## What is asked
Quote every line as written. Omit pictures.

## Data to process
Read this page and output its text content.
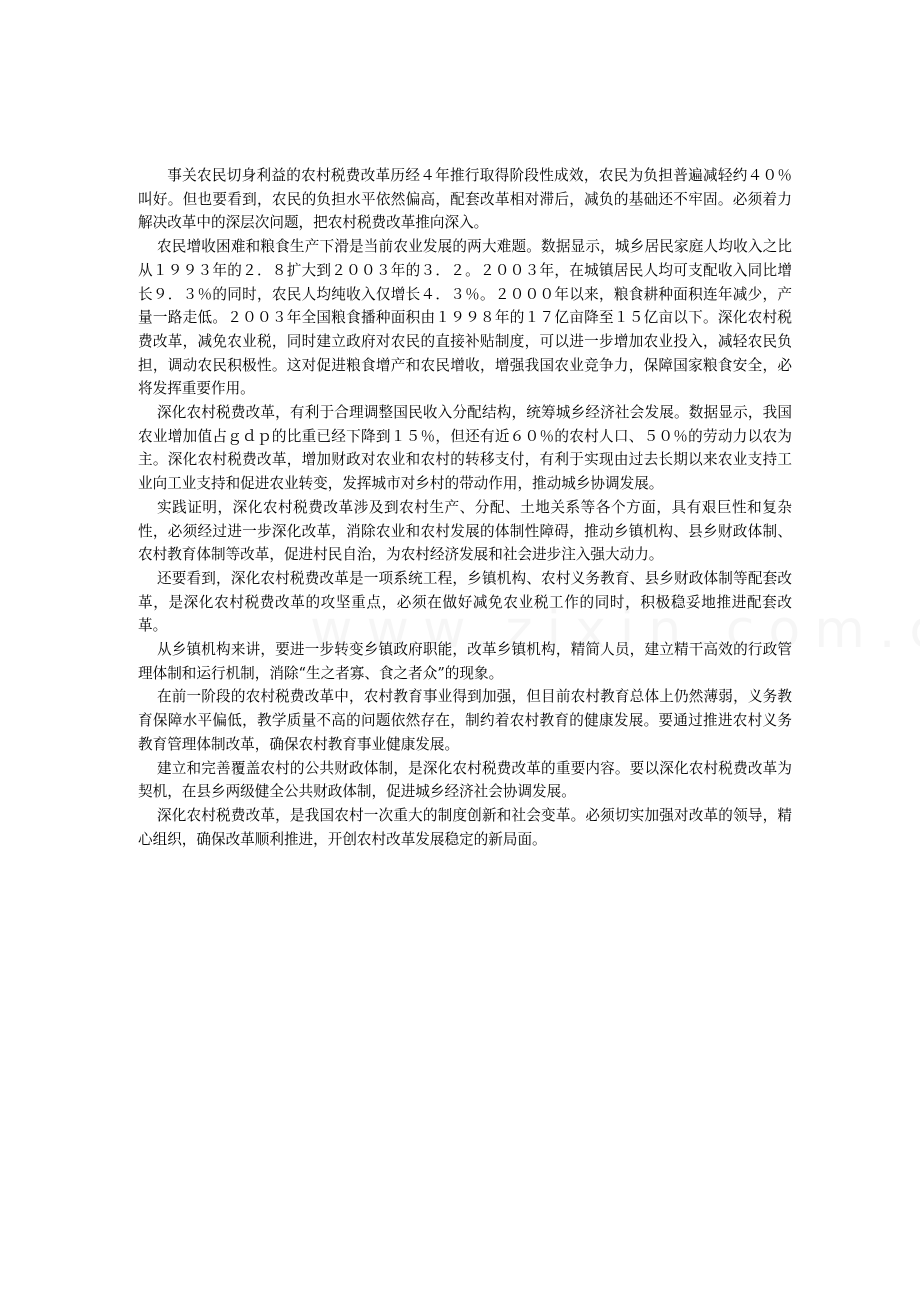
事关农民切身利益的农村税费改革历经４年推行取得阶段性成效，农民为负担普遍减轻约４０％叫好。但也要看到，农民的负担水平依然偏高，配套改革相对滞后，减负的基础还不牢固。必须着力解决改革中的深层次问题，把农村税费改革推向深入。

农民增收困难和粮食生产下滑是当前农业发展的两大难题。数据显示，城乡居民家庭人均收入之比从１９９３年的２．８扩大到２００３年的３．２。２００３年，在城镇居民人均可支配收入同比增长９．３％的同时，农民人均纯收入仅增长４．３％。２０００年以来，粮食耕种面积连年减少，产量一路走低。２００３年全国粮食播种面积由１９９８年的１７亿亩降至１５亿亩以下。深化农村税费改革，减免农业税，同时建立政府对农民的直接补贴制度，可以进一步增加农业投入，减轻农民负担，调动农民积极性。这对促进粮食增产和农民增收，增强我国农业竞争力，保障国家粮食安全，必将发挥重要作用。

深化农村税费改革，有利于合理调整国民收入分配结构，统筹城乡经济社会发展。数据显示，我国农业增加值占ｇｄｐ的比重已经下降到１５％，但还有近６０％的农村人口、５０％的劳动力以农为主。深化农村税费改革，增加财政对农业和农村的转移支付，有利于实现由过去长期以来农业支持工业向工业支持和促进农业转变，发挥城市对乡村的带动作用，推动城乡协调发展。

实践证明，深化农村税费改革涉及到农村生产、分配、土地关系等各个方面，具有艰巨性和复杂性，必须经过进一步深化改革，消除农业和农村发展的体制性障碍，推动乡镇机构、县乡财政体制、农村教育体制等改革，促进村民自治，为农村经济发展和社会进步注入强大动力。

还要看到，深化农村税费改革是一项系统工程，乡镇机构、农村义务教育、县乡财政体制等配套改革，是深化农村税费改革的攻坚重点，必须在做好减免农业税工作的同时，积极稳妥地推进配套改革。

从乡镇机构来讲，要进一步转变乡镇政府职能，改革乡镇机构，精简人员，建立精干高效的行政管理体制和运行机制，消除“生之者寡、食之者众”的现象。

在前一阶段的农村税费改革中，农村教育事业得到加强，但目前农村教育总体上仍然薄弱，义务教育保障水平偏低，教学质量不高的问题依然存在，制约着农村教育的健康发展。要通过推进农村义务教育管理体制改革，确保农村教育事业健康发展。

建立和完善覆盖农村的公共财政体制，是深化农村税费改革的重要内容。要以深化农村税费改革为契机，在县乡两级健全公共财政体制，促进城乡经济社会协调发展。

深化农村税费改革，是我国农村一次重大的制度创新和社会变革。必须切实加强对改革的领导，精心组织，确保改革顺利推进，开创农村改革发展稳定的新局面。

## Correct result
Read this page and output its text content.
事关农民切身利益的农村税费改革历经４年推行取得阶段性成效，农民为负担普遍减轻约４０％叫好。但也要看到，农民的负担水平依然偏高，配套改革相对滞后，减负的基础还不牢固。必须着力解决改革中的深层次问题，把农村税费改革推向深入。

农民增收困难和粮食生产下滑是当前农业发展的两大难题。数据显示，城乡居民家庭人均收入之比从１９９３年的２．８扩大到２００３年的３．２。２００３年，在城镇居民人均可支配收入同比增长９．３％的同时，农民人均纯收入仅增长４．３％。２０００年以来，粮食耕种面积连年减少，产量一路走低。２００３年全国粮食播种面积由１９９８年的１７亿亩降至１５亿亩以下。深化农村税费改革，减免农业税，同时建立政府对农民的直接补贴制度，可以进一步增加农业投入，减轻农民负担，调动农民积极性。这对促进粮食增产和农民增收，增强我国农业竞争力，保障国家粮食安全，必将发挥重要作用。

深化农村税费改革，有利于合理调整国民收入分配结构，统筹城乡经济社会发展。数据显示，我国农业增加值占ｇｄｐ的比重已经下降到１５％，但还有近６０％的农村人口、５０％的劳动力以农为主。深化农村税费改革，增加财政对农业和农村的转移支付，有利于实现由过去长期以来农业支持工业向工业支持和促进农业转变，发挥城市对乡村的带动作用，推动城乡协调发展。

实践证明，深化农村税费改革涉及到农村生产、分配、土地关系等各个方面，具有艰巨性和复杂性，必须经过进一步深化改革，消除农业和农村发展的体制性障碍，推动乡镇机构、县乡财政体制、农村教育体制等改革，促进村民自治，为农村经济发展和社会进步注入强大动力。

还要看到，深化农村税费改革是一项系统工程，乡镇机构、农村义务教育、县乡财政体制等配套改革，是深化农村税费改革的攻坚重点，必须在做好减免农业税工作的同时，积极稳妥地推进配套改革。

从乡镇机构来讲，要进一步转变乡镇政府职能，改革乡镇机构，精简人员，建立精干高效的行政管理体制和运行机制，消除“生之者寡、食之者众”的现象。

在前一阶段的农村税费改革中，农村教育事业得到加强，但目前农村教育总体上仍然薄弱，义务教育保障水平偏低，教学质量不高的问题依然存在，制约着农村教育的健康发展。要通过推进农村义务教育管理体制改革，确保农村教育事业健康发展。

建立和完善覆盖农村的公共财政体制，是深化农村税费改革的重要内容。要以深化农村税费改革为契机，在县乡两级健全公共财政体制，促进城乡经济社会协调发展。

深化农村税费改革，是我国农村一次重大的制度创新和社会变革。必须切实加强对改革的领导，精心组织，确保改革顺利推进，开创农村改革发展稳定的新局面。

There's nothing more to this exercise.